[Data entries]
start

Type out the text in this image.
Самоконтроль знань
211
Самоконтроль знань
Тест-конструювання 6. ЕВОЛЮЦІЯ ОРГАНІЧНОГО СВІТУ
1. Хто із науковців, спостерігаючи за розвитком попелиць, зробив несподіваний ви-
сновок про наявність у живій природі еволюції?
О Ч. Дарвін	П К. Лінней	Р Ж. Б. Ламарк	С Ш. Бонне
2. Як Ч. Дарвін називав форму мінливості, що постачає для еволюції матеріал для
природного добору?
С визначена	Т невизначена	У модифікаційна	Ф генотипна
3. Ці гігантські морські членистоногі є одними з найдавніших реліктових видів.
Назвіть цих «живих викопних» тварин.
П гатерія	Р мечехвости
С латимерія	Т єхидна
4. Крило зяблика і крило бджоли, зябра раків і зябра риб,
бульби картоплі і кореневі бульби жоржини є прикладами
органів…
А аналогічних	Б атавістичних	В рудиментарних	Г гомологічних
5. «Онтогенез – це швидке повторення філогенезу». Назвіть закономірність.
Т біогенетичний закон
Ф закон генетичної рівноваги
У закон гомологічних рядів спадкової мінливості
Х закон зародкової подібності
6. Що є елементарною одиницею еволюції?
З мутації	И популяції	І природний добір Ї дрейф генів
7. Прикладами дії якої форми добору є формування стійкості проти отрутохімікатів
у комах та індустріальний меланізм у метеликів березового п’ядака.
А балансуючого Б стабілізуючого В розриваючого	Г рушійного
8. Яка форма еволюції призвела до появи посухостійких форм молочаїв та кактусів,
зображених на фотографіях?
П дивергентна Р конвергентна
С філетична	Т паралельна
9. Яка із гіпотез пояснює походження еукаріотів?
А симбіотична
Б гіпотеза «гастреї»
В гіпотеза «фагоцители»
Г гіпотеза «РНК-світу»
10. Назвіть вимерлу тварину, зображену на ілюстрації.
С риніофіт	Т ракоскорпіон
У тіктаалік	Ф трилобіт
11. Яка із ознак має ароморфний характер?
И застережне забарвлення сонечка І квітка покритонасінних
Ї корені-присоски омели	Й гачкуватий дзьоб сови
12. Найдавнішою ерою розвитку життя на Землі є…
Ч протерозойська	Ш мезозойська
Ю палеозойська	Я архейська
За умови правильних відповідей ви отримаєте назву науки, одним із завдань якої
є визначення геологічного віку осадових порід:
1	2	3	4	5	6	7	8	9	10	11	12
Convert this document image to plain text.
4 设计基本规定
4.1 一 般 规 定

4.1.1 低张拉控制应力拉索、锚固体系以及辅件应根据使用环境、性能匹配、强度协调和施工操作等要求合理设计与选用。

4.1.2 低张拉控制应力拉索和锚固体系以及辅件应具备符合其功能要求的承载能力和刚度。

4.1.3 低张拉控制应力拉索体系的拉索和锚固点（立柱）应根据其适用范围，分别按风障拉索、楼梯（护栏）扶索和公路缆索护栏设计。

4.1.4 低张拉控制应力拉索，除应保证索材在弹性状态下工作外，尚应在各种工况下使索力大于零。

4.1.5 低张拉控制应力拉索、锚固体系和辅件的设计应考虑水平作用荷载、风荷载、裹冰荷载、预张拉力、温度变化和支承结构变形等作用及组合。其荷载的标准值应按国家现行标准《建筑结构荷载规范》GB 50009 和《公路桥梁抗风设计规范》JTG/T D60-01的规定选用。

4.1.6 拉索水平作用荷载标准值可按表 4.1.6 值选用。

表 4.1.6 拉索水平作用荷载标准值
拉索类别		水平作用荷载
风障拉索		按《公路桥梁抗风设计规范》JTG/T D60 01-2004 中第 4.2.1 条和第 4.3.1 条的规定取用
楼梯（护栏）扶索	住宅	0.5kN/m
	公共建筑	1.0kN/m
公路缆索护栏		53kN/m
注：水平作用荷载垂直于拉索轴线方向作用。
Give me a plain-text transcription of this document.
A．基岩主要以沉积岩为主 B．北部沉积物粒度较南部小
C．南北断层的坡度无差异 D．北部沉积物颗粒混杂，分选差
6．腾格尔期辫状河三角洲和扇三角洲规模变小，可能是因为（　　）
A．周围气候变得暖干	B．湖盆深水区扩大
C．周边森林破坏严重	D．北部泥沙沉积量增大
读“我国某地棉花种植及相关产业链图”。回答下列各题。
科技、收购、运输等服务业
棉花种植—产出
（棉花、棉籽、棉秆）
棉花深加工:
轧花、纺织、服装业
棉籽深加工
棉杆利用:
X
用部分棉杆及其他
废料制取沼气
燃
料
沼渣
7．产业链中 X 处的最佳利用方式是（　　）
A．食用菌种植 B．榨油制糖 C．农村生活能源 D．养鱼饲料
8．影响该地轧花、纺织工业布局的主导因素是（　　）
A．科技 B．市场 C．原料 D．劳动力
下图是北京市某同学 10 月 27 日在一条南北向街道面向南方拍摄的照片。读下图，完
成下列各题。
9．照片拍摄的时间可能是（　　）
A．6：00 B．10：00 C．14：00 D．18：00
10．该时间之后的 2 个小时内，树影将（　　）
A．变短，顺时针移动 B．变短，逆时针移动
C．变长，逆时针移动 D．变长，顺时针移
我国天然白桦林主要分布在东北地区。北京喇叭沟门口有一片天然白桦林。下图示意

end

Short exercise. Your task is to transcribe the line containing "Give me a plain-text" and every line after it, through the last line of the data, exactly as written and with nothing more.

Solution for this task.
Give me a plain-text transcription of this document.
A．基岩主要以沉积岩为主 B．北部沉积物粒度较南部小
C．南北断层的坡度无差异 D．北部沉积物颗粒混杂，分选差
6．腾格尔期辫状河三角洲和扇三角洲规模变小，可能是因为（　　）
A．周围气候变得暖干	B．湖盆深水区扩大
C．周边森林破坏严重	D．北部泥沙沉积量增大
读“我国某地棉花种植及相关产业链图”。回答下列各题。
科技、收购、运输等服务业
棉花种植—产出
（棉花、棉籽、棉秆）
棉花深加工:
轧花、纺织、服装业
棉籽深加工
棉杆利用:
X
用部分棉杆及其他
废料制取沼气
燃
料
沼渣
7．产业链中 X 处的最佳利用方式是（　　）
A．食用菌种植 B．榨油制糖 C．农村生活能源 D．养鱼饲料
8．影响该地轧花、纺织工业布局的主导因素是（　　）
A．科技 B．市场 C．原料 D．劳动力
下图是北京市某同学 10 月 27 日在一条南北向街道面向南方拍摄的照片。读下图，完
成下列各题。
9．照片拍摄的时间可能是（　　）
A．6：00 B．10：00 C．14：00 D．18：00
10．该时间之后的 2 个小时内，树影将（　　）
A．变短，顺时针移动 B．变短，逆时针移动
C．变长，逆时针移动 D．变长，顺时针移
我国天然白桦林主要分布在东北地区。北京喇叭沟门口有一片天然白桦林。下图示意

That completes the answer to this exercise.